**SUPPLIED TEXT:**
———

What would we do if we spotted a hazardous asteroid on a collision course with Earth? Could we deflect it safely to prevent the impact?
Last year, NASA’s Double Asteroid Redirection Test (DART) mission tried to find out whether a “kinetic impactor” could do the job: smashing a 600kg spacecraft the size of a fridge into an asteroid the size of an Aussie Rules football field.
Early results from this first real-world test of our potential planetary defence systems looked promising. However, it’s only now that the first scientific results are being published: five papers in Nature have recreated the impact, and analysed how it changed the asteroid’s momentum and orbit, while two studies investigate the debris knocked off by the impact.
The conclusion: “kinetic impactor technology is a viable technique to potentially defend Earth if necessary”.
Small asteroids could be dangerous, but hard to spot
Our Solar System is full of debris, left over from the early days of planet formation. Today, some 31,360 asteroids are known to loiter around Earth’s neighbourhood.
Although we have tabs on most of the big, kilometre-sized ones that could wipe out humanity if they hit Earth, most of the smaller ones go undetected.
Just over ten years ago, an 18-metre asteroid exploded in our atmosphere over Chelyabinsk, Russia. The shockwave smashed thousands of windows, wreaking havoc and injuring some 1,500 people.

———

**EXTRACTED RECORDS:**

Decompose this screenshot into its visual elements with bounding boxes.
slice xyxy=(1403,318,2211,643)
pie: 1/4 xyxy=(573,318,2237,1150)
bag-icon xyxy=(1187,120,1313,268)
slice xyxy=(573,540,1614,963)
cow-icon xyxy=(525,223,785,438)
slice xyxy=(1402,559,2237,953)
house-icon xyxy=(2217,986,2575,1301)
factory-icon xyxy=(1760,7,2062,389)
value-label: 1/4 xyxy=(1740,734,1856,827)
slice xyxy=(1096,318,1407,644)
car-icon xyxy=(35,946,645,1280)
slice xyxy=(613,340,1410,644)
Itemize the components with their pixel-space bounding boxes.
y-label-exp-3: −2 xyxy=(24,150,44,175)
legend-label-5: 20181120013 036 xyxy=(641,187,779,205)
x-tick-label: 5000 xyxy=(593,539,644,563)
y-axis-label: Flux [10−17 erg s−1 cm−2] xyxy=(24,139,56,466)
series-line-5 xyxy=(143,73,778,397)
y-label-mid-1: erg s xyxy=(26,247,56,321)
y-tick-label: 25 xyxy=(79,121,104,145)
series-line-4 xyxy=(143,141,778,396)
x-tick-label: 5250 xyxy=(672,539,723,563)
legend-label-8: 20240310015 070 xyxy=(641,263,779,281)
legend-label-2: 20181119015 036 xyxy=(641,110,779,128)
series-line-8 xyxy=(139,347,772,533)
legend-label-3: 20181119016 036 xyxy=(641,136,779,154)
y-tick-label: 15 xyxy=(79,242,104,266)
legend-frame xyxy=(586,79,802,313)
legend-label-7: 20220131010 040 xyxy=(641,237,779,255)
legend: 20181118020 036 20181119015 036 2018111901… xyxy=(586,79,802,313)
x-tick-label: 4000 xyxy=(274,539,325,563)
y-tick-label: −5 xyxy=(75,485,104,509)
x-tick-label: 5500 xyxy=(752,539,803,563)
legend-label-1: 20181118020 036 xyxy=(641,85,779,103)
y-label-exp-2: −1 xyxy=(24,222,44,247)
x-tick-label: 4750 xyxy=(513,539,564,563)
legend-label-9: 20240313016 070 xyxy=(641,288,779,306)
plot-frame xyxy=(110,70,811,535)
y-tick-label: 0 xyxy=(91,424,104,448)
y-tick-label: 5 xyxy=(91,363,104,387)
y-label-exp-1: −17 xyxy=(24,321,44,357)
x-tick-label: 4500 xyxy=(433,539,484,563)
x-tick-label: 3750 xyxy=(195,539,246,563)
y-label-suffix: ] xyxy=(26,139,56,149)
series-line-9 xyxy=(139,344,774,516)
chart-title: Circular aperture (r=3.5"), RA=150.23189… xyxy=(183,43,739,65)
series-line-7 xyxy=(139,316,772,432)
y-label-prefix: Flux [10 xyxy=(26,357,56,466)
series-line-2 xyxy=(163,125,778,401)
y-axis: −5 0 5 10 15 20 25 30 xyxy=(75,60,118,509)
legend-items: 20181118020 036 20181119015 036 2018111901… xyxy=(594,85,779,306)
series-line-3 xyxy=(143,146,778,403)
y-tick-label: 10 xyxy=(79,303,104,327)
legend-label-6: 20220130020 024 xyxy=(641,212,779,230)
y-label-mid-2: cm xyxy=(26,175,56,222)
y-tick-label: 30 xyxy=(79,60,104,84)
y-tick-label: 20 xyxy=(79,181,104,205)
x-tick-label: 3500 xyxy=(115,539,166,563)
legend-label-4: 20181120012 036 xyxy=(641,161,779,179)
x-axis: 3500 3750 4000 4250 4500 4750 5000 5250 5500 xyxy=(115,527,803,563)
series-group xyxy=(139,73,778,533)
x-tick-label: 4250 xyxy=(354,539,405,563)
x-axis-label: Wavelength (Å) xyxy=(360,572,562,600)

———

**WORK INSTRUCTIONS:**
1. Repeat the passage of the asteroid article that begins at the words "Although we have" and stops after the words "ones go undetected.".
2. Sum up the asteroid article in two sentences.

**ANSWERS PROVIDED:**
1.
Although we have tabs on most of the big, kilometre-sized ones that could wipe out humanity if they hit Earth, most of the smaller ones go undetected.

2. NASA's DART mission tested whether a kinetic impactor could deflect an asteroid by crashing a 600kg spacecraft into one, and newly published studies conclude that the technique is a viable way to potentially defend Earth. Most of the large asteroids near Earth are tracked, but most smaller ones go undetected, and an 18-metre asteroid that exploded over Chelyabinsk, Russia, injured some 1,500 people.